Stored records
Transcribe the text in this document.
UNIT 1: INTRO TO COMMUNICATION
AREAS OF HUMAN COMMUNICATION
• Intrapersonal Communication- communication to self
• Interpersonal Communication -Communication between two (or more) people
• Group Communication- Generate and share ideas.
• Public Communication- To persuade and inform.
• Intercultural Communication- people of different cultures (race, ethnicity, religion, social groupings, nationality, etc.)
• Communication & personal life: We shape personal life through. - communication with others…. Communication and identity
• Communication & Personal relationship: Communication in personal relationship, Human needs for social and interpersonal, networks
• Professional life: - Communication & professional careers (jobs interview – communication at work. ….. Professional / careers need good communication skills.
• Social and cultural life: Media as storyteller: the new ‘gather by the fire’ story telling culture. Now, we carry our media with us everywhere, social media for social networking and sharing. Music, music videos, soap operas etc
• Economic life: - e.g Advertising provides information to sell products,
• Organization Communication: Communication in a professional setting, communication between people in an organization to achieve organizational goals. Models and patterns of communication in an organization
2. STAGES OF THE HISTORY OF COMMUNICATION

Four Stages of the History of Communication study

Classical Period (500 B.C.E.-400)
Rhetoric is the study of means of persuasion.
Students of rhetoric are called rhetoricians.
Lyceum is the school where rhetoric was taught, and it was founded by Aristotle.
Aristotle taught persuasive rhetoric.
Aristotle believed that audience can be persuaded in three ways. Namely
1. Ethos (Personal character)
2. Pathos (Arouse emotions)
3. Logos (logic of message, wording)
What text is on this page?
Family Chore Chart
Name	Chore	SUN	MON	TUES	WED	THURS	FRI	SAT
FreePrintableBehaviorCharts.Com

> _Problem to work on_:
Give the count of lines holding the word "Chore", with no other words.

> _Finished task_:
2